BEGIN The records

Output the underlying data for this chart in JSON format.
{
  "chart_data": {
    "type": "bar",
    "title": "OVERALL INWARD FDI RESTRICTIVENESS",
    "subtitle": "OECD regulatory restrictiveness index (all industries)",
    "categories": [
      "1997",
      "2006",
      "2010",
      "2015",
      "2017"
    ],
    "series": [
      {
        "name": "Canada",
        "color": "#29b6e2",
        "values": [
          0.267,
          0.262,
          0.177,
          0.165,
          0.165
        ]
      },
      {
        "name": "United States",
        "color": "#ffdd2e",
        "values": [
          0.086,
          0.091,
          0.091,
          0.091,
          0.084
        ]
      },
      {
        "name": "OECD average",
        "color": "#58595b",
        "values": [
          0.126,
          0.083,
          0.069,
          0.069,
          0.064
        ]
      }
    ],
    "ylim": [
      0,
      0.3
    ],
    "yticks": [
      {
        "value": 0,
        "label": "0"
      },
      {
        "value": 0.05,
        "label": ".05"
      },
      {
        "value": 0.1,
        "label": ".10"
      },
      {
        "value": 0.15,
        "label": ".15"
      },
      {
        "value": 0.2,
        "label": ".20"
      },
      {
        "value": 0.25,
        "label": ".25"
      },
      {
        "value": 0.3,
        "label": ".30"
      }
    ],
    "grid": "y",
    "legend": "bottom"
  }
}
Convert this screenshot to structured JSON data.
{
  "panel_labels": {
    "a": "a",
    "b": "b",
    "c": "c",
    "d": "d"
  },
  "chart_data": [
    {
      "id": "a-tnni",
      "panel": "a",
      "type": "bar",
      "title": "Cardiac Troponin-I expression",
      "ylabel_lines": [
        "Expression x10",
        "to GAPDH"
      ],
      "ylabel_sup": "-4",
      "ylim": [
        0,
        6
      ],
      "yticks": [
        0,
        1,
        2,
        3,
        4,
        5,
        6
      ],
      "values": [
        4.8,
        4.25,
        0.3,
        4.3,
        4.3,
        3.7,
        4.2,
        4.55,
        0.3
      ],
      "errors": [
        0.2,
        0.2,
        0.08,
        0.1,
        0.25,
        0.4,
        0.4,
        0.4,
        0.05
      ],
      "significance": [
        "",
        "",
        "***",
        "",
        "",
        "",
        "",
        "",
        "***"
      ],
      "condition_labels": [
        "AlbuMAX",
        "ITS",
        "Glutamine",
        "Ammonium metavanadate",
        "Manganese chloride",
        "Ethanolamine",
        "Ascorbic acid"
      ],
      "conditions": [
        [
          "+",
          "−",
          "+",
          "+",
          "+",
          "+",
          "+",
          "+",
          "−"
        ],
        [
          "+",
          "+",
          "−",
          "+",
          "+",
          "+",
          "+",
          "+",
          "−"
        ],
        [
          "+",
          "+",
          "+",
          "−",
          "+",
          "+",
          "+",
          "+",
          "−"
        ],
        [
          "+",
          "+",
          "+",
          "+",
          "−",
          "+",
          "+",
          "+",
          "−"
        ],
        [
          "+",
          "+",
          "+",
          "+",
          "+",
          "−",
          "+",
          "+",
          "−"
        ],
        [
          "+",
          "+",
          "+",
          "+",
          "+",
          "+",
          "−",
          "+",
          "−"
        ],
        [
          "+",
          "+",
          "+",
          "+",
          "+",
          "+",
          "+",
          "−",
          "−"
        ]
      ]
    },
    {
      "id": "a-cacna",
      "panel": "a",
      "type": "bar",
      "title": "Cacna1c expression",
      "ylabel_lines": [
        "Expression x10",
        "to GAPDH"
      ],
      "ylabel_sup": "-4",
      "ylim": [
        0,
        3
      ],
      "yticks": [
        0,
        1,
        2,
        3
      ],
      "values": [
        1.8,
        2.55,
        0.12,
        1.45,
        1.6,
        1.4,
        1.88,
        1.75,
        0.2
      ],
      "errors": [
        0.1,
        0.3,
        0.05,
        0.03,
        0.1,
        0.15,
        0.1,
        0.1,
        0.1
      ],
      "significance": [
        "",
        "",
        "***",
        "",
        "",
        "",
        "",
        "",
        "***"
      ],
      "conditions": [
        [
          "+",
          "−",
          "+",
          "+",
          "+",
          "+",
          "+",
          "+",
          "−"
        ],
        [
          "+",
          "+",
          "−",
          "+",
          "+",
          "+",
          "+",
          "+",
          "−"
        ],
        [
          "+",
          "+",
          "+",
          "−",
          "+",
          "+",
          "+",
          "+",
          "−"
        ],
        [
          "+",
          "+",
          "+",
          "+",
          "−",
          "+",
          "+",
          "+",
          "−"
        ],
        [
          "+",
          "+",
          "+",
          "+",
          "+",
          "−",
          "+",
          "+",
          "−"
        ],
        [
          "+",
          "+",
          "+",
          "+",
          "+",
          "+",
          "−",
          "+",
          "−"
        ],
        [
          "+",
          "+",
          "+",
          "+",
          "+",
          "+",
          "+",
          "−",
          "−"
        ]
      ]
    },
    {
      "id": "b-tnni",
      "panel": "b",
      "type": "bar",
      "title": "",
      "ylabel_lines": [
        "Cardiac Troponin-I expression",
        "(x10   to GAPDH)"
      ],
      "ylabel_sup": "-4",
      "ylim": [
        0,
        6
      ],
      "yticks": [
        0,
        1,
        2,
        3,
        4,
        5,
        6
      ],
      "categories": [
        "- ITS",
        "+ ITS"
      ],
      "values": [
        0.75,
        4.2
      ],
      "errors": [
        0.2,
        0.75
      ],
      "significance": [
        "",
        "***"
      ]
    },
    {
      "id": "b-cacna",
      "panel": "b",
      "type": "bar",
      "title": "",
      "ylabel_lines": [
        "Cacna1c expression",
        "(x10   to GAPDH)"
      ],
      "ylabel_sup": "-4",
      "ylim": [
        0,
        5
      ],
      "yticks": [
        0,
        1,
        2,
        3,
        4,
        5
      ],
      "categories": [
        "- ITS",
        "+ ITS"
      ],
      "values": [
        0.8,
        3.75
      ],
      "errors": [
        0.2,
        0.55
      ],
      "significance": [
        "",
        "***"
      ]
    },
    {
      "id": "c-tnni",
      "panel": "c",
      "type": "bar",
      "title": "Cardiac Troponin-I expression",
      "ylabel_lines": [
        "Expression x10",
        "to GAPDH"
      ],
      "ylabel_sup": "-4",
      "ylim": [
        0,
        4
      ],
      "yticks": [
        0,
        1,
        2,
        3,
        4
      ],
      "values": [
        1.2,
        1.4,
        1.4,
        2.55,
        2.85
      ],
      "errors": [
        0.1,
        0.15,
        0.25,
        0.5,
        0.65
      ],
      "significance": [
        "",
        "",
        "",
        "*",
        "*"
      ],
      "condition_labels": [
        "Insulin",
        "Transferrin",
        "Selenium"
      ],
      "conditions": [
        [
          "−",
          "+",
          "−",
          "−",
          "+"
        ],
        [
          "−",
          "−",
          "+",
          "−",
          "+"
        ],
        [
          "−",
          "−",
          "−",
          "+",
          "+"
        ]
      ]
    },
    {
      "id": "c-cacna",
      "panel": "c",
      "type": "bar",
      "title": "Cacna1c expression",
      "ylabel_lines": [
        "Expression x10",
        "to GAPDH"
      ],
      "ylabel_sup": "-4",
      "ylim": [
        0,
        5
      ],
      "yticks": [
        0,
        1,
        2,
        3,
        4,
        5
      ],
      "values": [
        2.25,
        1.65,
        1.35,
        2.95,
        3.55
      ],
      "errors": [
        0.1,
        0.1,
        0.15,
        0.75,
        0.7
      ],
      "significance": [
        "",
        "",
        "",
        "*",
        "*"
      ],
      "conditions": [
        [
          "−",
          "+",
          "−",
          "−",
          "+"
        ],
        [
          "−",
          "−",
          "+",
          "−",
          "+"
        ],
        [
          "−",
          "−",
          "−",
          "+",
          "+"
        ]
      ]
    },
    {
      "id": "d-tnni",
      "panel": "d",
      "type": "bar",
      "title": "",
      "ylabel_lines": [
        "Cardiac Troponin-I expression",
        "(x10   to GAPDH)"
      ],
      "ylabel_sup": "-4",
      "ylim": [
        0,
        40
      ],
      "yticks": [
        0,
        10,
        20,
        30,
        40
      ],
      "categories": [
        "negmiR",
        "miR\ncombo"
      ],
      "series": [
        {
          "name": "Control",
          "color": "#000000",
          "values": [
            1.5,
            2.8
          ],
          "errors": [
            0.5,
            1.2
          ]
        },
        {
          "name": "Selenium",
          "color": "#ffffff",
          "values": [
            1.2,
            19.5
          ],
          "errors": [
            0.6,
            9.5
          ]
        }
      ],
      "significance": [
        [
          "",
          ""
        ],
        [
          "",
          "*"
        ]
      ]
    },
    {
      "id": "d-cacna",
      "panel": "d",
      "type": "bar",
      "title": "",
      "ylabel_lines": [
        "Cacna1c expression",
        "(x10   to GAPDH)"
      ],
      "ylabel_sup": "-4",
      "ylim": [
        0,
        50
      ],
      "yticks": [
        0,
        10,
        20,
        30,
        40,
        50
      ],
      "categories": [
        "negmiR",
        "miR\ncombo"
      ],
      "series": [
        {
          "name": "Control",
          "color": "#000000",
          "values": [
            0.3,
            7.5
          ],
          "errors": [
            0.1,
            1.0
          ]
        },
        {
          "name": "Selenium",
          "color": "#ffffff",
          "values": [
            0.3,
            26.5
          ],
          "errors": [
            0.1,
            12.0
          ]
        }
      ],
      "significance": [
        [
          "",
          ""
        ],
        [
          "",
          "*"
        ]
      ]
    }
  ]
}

END The records

§ Given task: Among the lines of the records above, count those holding the string "name", and report only the number.

§ Result below: 7